▸ QUOTED TEXT
>>
II-2 Task Vital Multi-modality

A policy learning to solve a task, $\mathcal{T}$ , can be seen as mastering a “bundle” of spacetime trajectories in the task space, corresponding to $\psi_{\mathcal{T}}\in\Psi_{\mathcal{T}}$ . Simple tasks allow straightforward oracle construction satisfying Eq 1. However, complex and infinite-horizon tasks make $\Psi_{\mathcal{T}}$ intractable. For instance, an oracle for indefinite parkour requires knowledge of an infinite track apriori, which is impractical. To address this, we define modes as finite spacetime segments that preserve some spatial and/or temporal invariances. Like in parkour, modes like jump and leap remain consistent regardless of location or time. Therefore, we define a finite set of modes, $\mathbb{M}$ , having a temporal length of $\Delta t$ , vital for $\mathcal{T}$ . Each $m\in\mathbb{M}$ (like jump) can have continuous parameters $\Psi_{m}$ (like jump height). Then the mode parameter set $\Psi_{\mathbb{M}}:=\bigcup_{i=1}^{|\mathbb{M}|}\Psi_{m_{i}}$ is related to the task parameter set as $\Psi_{\mathcal{T}}:=\Psi_{\mathbb{M}}^{N}$ , where $N$ is the number of horizons. Thus, by mastering modes in $\mathbb{M}$ (jump, leap, and pace) and transitions over varying $\Psi_{\mathbb{M}}$ (speeds, distances, and heights ), task $\mathcal{T}$ (indefinite parkour, $N\rightarrow\infty$ ) can be solved as visualized in Fig 3.a.

III Design Methodology

This section presents the design methodology using OGMP for the bipedal control tasks: parkour and dive, as shown in Fig 3. For a given task, we first define the task-vital modes—such as jump, leap, and pace for parkour—and design a reference generation scheme for each (Fig. 3.a).Spanning the mode parameter set, we employ the oracle to generate a custom dataset of diverse behaviors and train a mode encoder to construct a compact latent space for command conditioning (Fig 3.c). Finally, we train a multi-mode policy guided by the oracle (Fig 3.d). During policy optimization, the oracle is periodically queried to generate references online, bounding the policy’s search space to a reference’s local neighborhood for effective exploration(Fig 3.b) The above approach is explained in detail as follows.
<<
▸ THE TASK
Can you carry on the passage about the bipedal parkour and dive design methodology, picking up after its last sentence? You won't need the material for any of this.

▸ COLLECTED DATA
>>
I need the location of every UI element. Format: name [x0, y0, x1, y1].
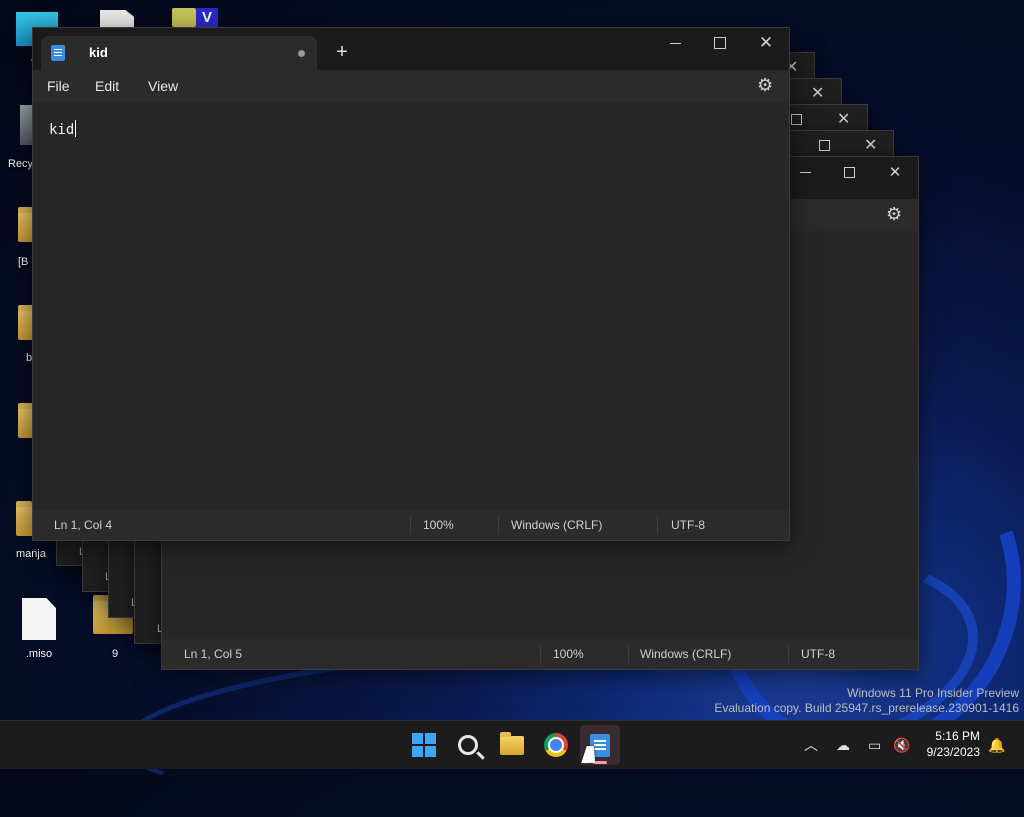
<<
▸ EXPECTED ANSWER
III-A Task description:

We apply the proposed framework to two bipedal control tasks: parkour and dive, with varying objectives and extent of multi-modality as shown in table I. Note that the choice of task-vital multi-mode is user-defined, and table I simply reflects our choice for the same. Evident from table I, $J_{\mathcal{T}}$ is task-dependent. Recent attempts in quadruped parkour [2, 3], and locomotion [6, 1] show some well-shaped candidates for $J_{\mathcal{T}}$ , albeit case-specific. In general, a reasonable $J_{\mathcal{T}}$ could be hard to design (for instance, the dive task); a compelling unified alternative would be to “track” the oracle’s $\epsilon$ -neighbourhood reference to the optimal solution. Hence, we propose minimizing the task-independent surrogate objective: $\tilde{J_{\mathcal{T}}}:=\sum_{t=0}^{\infty}\|x^{\pi}_{t}-x^{\Xi}_{t}\|$ . $\tilde{J_{\mathcal{T}}}$ ’s applicability is studied in Sec. IV-B and a reward is proposed in Sec III-C for an equivalent maximization objective.

$\mathcal{T}:J_{\mathcal{T}}$	( $m,\Psi_{m})\in(\mathbb{M},\Psi_{\mathbb{M}}$ )
$\mathcal{T}:J_{\mathcal{T}}$	Mode	Parameters
dive: $360^{\degree}$ flip and land	settle	$\{\}$
dive: $360^{\degree}$ flip and land	flip	$\{(r,h)\}$
parkour: traverse the track indefinitely	pace	$\{v\}$
	jump	$\{(w,h)\}$
	leap	$\{(w,d)\}$

TABLE I: Task description and corresponding task vital multi-modality. Parameters visualized in Fig. 4

III-B Oracle Design

For any locomotion task, a simple heuristic for an oracle would be linearly interpolating the relevant state variables from the initial to the desired goal states. In parkour, to advance along the track, the heading position can be linearly interpolated along the track while adapting to the terrain height, as shown in Fig. 4 (left). For dive, the oracle can linearly interpolate the base height and corresponding rotational DoF from $0^{\degree}$ to $360^{\degree}$ . Naming this heuristic oracle as $\Xi_{\text{li}}$ (Fig. 4), its high $\epsilon$ is obvious as the generated ansatz do not consider the system’s inertia and gravity. Hence oracles that capture the dominant dynamics of the hybrid system are required. To this end, we have used a modified version of the simplified Single Rigid Body (SRB) model[25] whose dynamics in the world coordinates are given by:

	$\displaystyle m(\ddot{p}+g)=\sum_{i=1}^{2}f_{i},\frac{d}{dt}(I\omega)\approx I\dot{\omega}=\sum_{i=1}^{2}(r_{i}\times f_{i}+\tau_{i})=\sum_{1}^{2}\bar{\tau}_{i}$		(6)
	$\displaystyle x_{t+1}=Ax_{t}+Bu_{t},\>y_{t+1}=Cx_{t},\>u_{t}=[f_{1},f_{2},\bar{\tau}_{1},\bar{\tau}_{2}]^{T}$		(7)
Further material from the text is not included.